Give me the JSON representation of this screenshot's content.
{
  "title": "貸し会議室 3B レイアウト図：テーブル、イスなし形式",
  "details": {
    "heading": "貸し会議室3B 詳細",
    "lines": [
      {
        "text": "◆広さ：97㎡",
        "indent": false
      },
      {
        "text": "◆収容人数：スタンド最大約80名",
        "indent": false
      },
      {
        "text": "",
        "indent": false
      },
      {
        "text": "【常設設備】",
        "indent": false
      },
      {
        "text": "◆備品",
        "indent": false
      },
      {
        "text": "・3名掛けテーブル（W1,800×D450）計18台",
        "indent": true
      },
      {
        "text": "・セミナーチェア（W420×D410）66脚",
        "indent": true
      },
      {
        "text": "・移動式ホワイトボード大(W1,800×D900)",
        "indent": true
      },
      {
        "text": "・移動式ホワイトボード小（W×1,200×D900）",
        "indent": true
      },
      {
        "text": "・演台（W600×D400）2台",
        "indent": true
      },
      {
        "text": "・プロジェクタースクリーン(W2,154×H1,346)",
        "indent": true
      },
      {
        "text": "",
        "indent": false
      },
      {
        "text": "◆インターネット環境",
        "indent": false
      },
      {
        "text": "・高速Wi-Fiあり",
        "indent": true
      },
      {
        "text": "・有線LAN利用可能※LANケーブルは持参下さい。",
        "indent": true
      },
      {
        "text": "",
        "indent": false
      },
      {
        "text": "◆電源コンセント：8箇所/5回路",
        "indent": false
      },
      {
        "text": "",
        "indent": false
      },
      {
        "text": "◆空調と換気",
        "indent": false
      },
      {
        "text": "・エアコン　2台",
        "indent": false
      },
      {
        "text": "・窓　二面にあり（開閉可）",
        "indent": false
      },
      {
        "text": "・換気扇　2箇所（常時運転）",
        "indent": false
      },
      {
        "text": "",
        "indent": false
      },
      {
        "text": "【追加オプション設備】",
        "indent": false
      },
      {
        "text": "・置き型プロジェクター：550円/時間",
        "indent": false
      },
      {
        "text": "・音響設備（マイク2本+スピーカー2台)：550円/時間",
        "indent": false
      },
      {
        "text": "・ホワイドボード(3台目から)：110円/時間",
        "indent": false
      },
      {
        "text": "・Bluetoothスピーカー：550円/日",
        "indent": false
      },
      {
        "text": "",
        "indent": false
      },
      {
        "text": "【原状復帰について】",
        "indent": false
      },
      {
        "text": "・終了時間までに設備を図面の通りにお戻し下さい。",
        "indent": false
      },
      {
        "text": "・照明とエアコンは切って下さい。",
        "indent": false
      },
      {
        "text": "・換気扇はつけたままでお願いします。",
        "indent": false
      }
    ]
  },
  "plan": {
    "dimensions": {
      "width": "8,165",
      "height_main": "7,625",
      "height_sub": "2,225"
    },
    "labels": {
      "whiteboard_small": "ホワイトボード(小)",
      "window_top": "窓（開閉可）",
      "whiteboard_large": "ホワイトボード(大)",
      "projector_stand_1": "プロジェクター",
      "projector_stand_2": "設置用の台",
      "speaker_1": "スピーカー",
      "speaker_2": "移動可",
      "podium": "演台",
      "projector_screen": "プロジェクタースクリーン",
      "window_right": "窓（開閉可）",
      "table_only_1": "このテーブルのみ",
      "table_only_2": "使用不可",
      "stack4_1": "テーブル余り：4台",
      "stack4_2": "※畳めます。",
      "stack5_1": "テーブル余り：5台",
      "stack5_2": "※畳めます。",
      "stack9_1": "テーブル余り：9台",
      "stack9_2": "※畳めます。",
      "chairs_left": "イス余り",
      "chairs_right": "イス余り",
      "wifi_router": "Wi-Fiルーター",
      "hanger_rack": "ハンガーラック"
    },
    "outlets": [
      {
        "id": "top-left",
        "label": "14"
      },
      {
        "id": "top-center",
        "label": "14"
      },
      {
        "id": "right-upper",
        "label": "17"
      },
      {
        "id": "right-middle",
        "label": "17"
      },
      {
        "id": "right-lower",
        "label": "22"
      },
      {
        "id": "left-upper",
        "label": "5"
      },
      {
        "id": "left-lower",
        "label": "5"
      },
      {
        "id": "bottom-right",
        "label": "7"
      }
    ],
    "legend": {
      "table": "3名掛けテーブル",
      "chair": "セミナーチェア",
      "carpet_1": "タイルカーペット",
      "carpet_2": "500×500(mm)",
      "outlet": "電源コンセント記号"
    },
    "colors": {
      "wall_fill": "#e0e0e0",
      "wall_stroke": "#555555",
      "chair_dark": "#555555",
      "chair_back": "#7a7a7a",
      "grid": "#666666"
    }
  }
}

# # # #

Print the material verbatim, all of it.

**Response to the task**
Give me the JSON representation of this screenshot's content.
{
  "title": "貸し会議室 3B レイアウト図：テーブル、イスなし形式",
  "details": {
    "heading": "貸し会議室3B 詳細",
    "lines": [
      {
        "text": "◆広さ：97㎡",
        "indent": false
      },
      {
        "text": "◆収容人数：スタンド最大約80名",
        "indent": false
      },
      {
        "text": "",
        "indent": false
      },
      {
        "text": "【常設設備】",
        "indent": false
      },
      {
        "text": "◆備品",
        "indent": false
      },
      {
        "text": "・3名掛けテーブル（W1,800×D450）計18台",
        "indent": true
      },
      {
        "text": "・セミナーチェア（W420×D410）66脚",
        "indent": true
      },
      {
        "text": "・移動式ホワイトボード大(W1,800×D900)",
        "indent": true
      },
      {
        "text": "・移動式ホワイトボード小（W×1,200×D900）",
        "indent": true
      },
      {
        "text": "・演台（W600×D400）2台",
        "indent": true
      },
      {
        "text": "・プロジェクタースクリーン(W2,154×H1,346)",
        "indent": true
      },
      {
        "text": "",
        "indent": false
      },
      {
        "text": "◆インターネット環境",
        "indent": false
      },
      {
        "text": "・高速Wi-Fiあり",
        "indent": true
      },
      {
        "text": "・有線LAN利用可能※LANケーブルは持参下さい。",
        "indent": true
      },
      {
        "text": "",
        "indent": false
      },
      {
        "text": "◆電源コンセント：8箇所/5回路",
        "indent": false
      },
      {
        "text": "",
        "indent": false
      },
      {
        "text": "◆空調と換気",
        "indent": false
      },
      {
        "text": "・エアコン　2台",
        "indent": false
      },
      {
        "text": "・窓　二面にあり（開閉可）",
        "indent": false
      },
      {
        "text": "・換気扇　2箇所（常時運転）",
        "indent": false
      },
      {
        "text": "",
        "indent": false
      },
      {
        "text": "【追加オプション設備】",
        "indent": false
      },
      {
        "text": "・置き型プロジェクター：550円/時間",
        "indent": false
      },
      {
        "text": "・音響設備（マイク2本+スピーカー2台)：550円/時間",
        "indent": false
      },
      {
        "text": "・ホワイドボード(3台目から)：110円/時間",
        "indent": false
      },
      {
        "text": "・Bluetoothスピーカー：550円/日",
        "indent": false
      },
      {
        "text": "",
        "indent": false
      },
      {
        "text": "【原状復帰について】",
        "indent": false
      },
      {
        "text": "・終了時間までに設備を図面の通りにお戻し下さい。",
        "indent": false
      },
      {
        "text": "・照明とエアコンは切って下さい。",
        "indent": false
      },
      {
        "text": "・換気扇はつけたままでお願いします。",
        "indent": false
      }
    ]
  },
  "plan": {
    "dimensions": {
      "width": "8,165",
      "height_main": "7,625",
      "height_sub": "2,225"
    },
    "labels": {
      "whiteboard_small": "ホワイトボード(小)",
      "window_top": "窓（開閉可）",
      "whiteboard_large": "ホワイトボード(大)",
      "projector_stand_1": "プロジェクター",
      "projector_stand_2": "設置用の台",
      "speaker_1": "スピーカー",
      "speaker_2": "移動可",
      "podium": "演台",
      "projector_screen": "プロジェクタースクリーン",
      "window_right": "窓（開閉可）",
      "table_only_1": "このテーブルのみ",
      "table_only_2": "使用不可",
      "stack4_1": "テーブル余り：4台",
      "stack4_2": "※畳めます。",
      "stack5_1": "テーブル余り：5台",
      "stack5_2": "※畳めます。",
      "stack9_1": "テーブル余り：9台",
      "stack9_2": "※畳めます。",
      "chairs_left": "イス余り",
      "chairs_right": "イス余り",
      "wifi_router": "Wi-Fiルーター",
      "hanger_rack": "ハンガーラック"
    },
    "outlets": [
      {
        "id": "top-left",
        "label": "14"
      },
      {
        "id": "top-center",
        "label": "14"
      },
      {
        "id": "right-upper",
        "label": "17"
      },
      {
        "id": "right-middle",
        "label": "17"
      },
      {
        "id": "right-lower",
        "label": "22"
      },
      {
        "id": "left-upper",
        "label": "5"
      },
      {
        "id": "left-lower",
        "label": "5"
      },
      {
        "id": "bottom-right",
        "label": "7"
      }
    ],
    "legend": {
      "table": "3名掛けテーブル",
      "chair": "セミナーチェア",
      "carpet_1": "タイルカーペット",
      "carpet_2": "500×500(mm)",
      "outlet": "電源コンセント記号"
    },
    "colors": {
      "wall_fill": "#e0e0e0",
      "wall_stroke": "#555555",
      "chair_dark": "#555555",
      "chair_back": "#7a7a7a",
      "grid": "#666666"
    }
  }
}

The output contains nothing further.